**Data shown**
** Begin **

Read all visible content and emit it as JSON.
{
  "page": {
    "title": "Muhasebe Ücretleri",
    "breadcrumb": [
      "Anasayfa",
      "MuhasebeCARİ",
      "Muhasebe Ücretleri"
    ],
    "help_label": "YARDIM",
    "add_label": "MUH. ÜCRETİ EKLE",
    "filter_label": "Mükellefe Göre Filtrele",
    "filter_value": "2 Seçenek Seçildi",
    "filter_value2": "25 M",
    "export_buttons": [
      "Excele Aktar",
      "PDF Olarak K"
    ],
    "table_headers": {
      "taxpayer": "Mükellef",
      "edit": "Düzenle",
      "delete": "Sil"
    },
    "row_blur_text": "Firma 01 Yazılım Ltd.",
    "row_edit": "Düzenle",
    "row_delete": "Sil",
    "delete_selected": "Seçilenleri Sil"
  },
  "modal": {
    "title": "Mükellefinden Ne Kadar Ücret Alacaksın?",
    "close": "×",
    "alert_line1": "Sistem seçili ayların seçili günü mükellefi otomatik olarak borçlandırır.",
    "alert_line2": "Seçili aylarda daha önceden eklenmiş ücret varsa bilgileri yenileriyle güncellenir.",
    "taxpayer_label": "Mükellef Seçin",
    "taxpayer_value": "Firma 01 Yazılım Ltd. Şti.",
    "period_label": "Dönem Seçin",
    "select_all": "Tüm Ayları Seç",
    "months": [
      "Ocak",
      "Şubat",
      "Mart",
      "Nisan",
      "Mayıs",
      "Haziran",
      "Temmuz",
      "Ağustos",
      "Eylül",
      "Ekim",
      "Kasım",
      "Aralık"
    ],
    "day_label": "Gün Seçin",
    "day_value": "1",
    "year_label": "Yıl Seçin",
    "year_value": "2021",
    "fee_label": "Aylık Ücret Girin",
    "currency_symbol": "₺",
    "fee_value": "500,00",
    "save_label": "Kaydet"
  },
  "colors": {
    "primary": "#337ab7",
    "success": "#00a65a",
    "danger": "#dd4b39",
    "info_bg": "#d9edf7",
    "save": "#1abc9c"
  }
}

** End **

**Work to complete**
Extract each line from the entries above that contains the string "Ücretleri".

**Exercise solution**
    "title": "Muhasebe Ücretleri",
      "Muhasebe Ücretleri"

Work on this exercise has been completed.